_Task instructions:_ List each line of the data in which the string "injury" appears.

_Collected data entries:_

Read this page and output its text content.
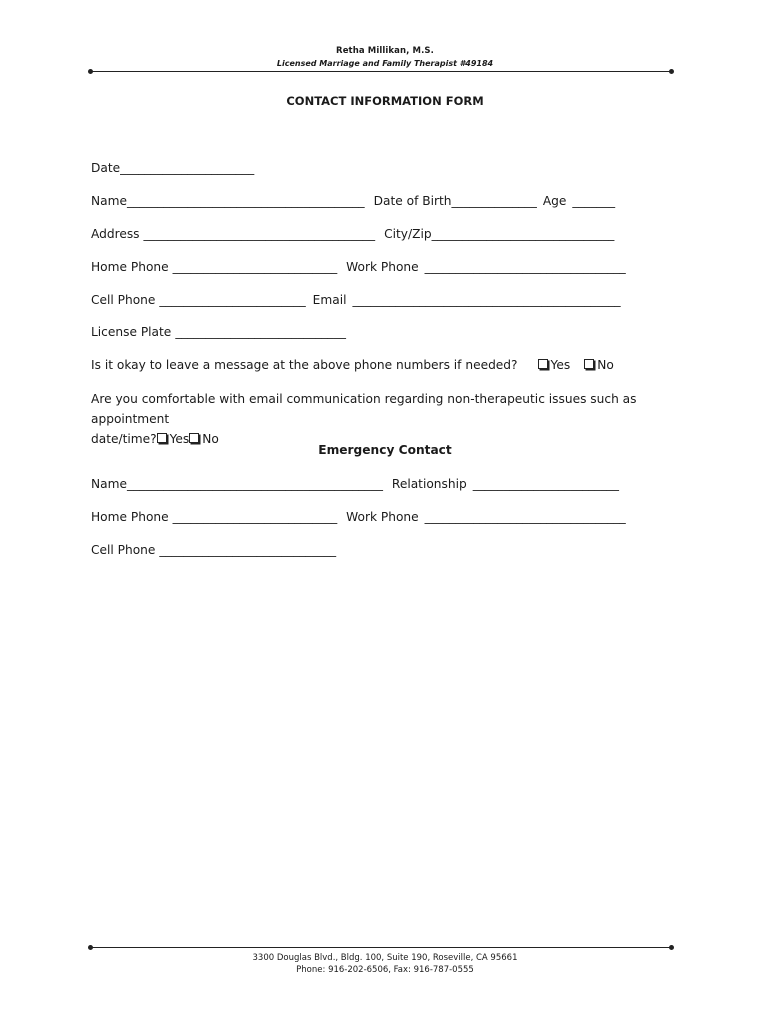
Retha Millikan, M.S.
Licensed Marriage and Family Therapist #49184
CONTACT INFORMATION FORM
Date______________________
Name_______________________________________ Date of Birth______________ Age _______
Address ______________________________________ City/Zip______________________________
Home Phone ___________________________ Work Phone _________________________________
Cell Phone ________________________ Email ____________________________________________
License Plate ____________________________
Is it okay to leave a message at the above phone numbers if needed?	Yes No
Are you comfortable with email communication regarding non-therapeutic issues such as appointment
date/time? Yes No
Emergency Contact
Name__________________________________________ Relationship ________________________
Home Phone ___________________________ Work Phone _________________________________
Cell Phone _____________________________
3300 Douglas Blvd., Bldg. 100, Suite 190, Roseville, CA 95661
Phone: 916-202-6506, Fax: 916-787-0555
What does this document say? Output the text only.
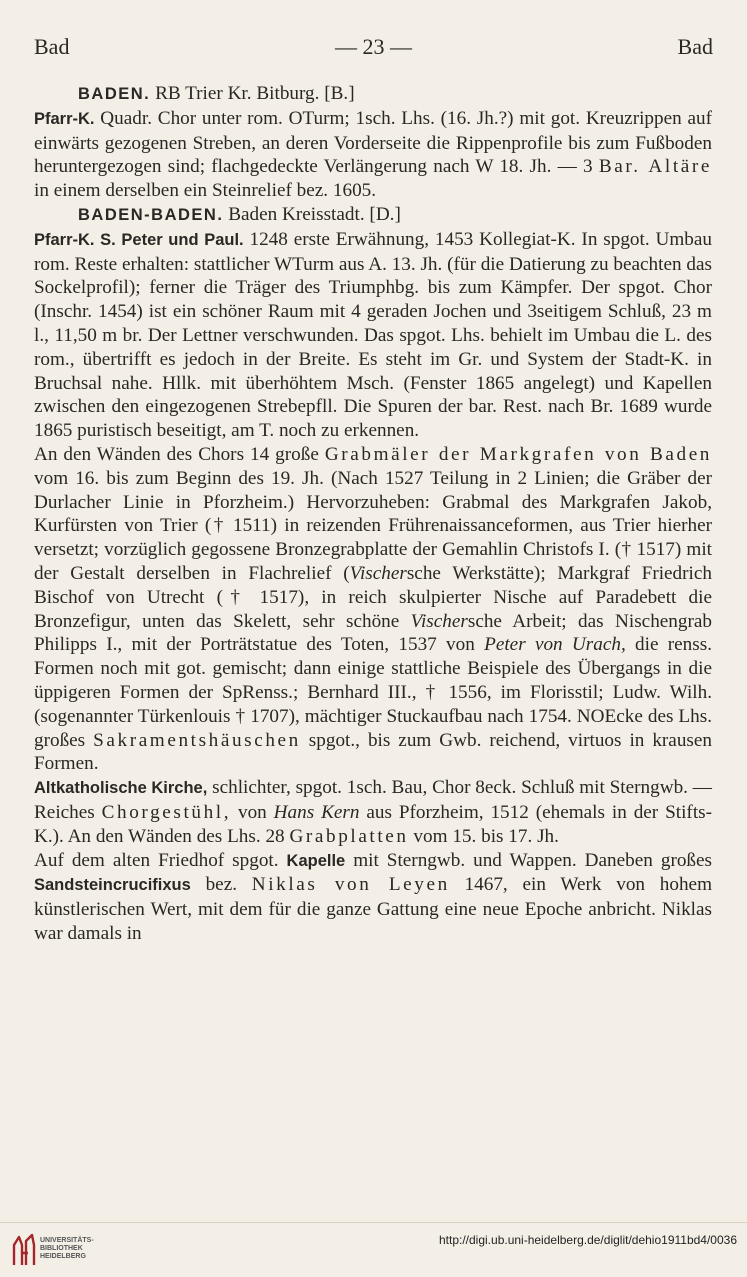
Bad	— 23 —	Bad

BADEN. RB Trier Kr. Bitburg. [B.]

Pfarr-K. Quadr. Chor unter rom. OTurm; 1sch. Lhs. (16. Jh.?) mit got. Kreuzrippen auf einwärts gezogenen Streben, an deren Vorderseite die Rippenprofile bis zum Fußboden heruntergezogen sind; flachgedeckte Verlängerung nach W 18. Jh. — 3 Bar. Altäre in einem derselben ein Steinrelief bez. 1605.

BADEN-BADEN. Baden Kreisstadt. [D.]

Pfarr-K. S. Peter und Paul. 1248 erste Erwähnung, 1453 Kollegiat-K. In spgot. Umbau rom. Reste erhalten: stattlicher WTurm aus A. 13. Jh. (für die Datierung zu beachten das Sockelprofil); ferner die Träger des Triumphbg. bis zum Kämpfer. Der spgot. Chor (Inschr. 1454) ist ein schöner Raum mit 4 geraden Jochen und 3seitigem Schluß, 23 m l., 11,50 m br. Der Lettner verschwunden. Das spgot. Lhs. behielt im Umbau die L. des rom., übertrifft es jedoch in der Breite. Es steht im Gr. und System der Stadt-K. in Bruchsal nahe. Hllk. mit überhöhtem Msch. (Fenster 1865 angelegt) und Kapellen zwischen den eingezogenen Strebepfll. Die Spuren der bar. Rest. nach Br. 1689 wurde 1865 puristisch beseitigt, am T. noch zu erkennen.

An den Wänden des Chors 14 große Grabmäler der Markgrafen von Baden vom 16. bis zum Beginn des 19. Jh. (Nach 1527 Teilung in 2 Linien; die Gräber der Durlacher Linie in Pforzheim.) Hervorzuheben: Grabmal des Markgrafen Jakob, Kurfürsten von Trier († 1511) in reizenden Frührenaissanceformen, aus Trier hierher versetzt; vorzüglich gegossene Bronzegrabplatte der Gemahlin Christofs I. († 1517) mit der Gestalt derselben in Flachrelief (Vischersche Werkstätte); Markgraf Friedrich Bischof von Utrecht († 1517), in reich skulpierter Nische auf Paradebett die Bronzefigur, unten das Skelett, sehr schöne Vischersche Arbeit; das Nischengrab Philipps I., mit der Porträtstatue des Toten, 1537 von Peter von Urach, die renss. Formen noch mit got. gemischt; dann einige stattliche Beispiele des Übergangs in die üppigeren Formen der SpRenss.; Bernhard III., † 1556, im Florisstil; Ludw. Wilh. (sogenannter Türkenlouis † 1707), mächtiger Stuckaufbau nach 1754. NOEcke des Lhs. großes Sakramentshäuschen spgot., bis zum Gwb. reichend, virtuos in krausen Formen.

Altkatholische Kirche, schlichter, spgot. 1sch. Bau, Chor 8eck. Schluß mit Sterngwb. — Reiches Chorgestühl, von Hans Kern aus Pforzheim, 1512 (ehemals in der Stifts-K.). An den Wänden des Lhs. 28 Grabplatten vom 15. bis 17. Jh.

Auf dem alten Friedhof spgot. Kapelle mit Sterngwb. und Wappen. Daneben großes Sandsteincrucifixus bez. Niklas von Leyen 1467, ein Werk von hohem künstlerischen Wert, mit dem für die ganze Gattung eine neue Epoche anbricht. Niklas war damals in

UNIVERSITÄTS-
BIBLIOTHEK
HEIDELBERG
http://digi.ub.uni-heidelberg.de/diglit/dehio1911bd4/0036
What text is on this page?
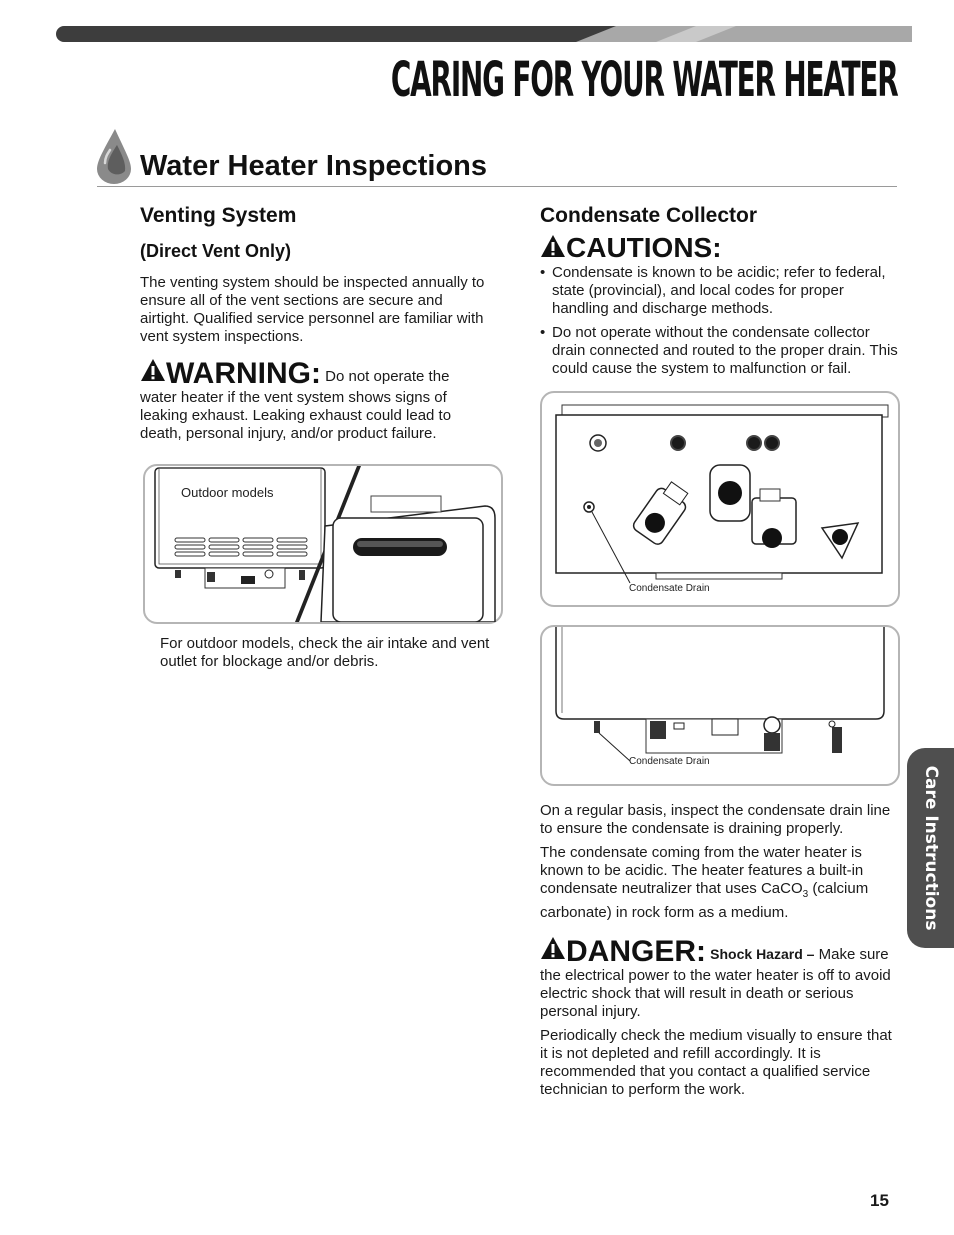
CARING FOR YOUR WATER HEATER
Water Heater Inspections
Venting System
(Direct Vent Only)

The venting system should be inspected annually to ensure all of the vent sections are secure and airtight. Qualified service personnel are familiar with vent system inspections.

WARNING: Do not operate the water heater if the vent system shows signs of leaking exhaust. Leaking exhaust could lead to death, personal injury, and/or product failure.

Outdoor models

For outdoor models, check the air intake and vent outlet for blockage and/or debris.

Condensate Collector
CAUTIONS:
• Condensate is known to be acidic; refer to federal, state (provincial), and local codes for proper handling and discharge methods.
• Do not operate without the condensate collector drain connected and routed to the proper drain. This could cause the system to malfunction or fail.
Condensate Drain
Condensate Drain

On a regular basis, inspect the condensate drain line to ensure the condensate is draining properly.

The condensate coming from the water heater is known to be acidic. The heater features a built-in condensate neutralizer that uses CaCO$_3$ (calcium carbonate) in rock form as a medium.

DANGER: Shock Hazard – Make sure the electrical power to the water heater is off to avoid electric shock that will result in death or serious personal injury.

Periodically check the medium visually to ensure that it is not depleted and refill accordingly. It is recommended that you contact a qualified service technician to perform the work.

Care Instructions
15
...
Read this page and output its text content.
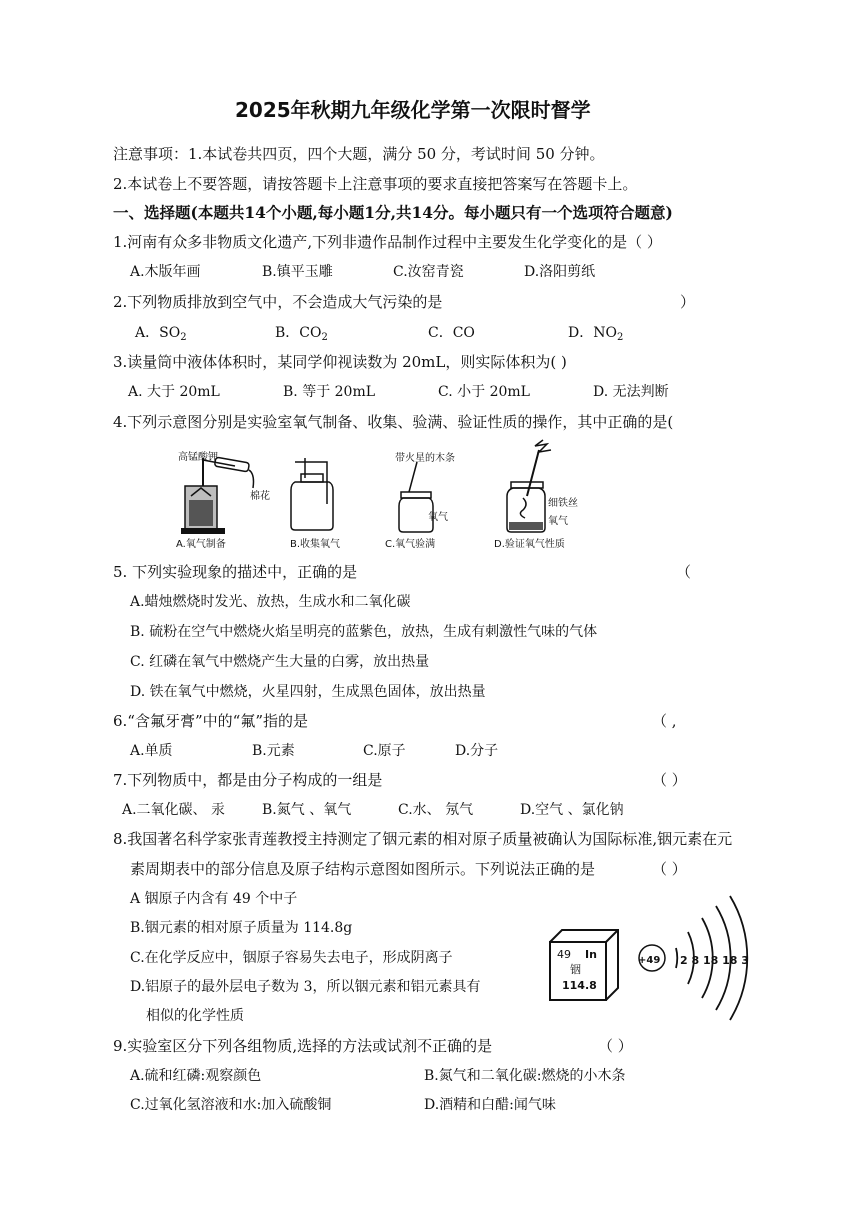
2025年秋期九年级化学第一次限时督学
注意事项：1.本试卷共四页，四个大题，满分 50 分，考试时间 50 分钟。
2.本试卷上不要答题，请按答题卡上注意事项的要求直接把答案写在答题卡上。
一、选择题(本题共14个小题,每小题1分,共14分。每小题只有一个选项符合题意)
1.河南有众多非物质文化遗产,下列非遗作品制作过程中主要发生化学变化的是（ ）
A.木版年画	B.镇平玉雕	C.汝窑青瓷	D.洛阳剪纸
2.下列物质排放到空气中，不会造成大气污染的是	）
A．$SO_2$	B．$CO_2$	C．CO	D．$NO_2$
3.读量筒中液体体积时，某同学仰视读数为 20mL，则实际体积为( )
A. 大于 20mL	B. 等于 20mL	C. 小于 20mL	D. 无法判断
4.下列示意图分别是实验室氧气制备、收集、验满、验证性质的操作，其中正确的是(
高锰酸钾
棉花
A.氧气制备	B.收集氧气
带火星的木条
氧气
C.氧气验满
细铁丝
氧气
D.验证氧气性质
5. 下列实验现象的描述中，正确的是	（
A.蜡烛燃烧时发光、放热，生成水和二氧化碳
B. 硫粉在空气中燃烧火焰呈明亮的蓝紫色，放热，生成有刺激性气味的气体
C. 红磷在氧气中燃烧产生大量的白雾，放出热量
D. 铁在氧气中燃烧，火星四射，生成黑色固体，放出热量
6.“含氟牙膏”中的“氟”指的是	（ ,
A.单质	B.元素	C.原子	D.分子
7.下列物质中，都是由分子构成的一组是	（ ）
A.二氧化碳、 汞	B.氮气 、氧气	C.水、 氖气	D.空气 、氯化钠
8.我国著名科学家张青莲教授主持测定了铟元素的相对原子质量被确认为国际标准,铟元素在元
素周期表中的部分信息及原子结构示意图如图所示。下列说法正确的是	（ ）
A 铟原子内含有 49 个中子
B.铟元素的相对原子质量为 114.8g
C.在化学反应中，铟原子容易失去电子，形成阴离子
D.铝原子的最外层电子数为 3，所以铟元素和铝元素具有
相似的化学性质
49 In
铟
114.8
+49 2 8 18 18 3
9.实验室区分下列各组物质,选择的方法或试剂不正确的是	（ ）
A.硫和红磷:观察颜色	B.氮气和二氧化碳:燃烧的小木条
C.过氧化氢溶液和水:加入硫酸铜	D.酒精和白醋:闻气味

_Full output:_
WARNING: Do not operate the water heater if the vent system shows signs of leaking exhaust. Leaking exhaust could lead to death, personal injury, and/or product failure.
DANGER: Shock Hazard – Make sure the electrical power to the water heater is off to avoid electric shock that will result in death or serious personal injury.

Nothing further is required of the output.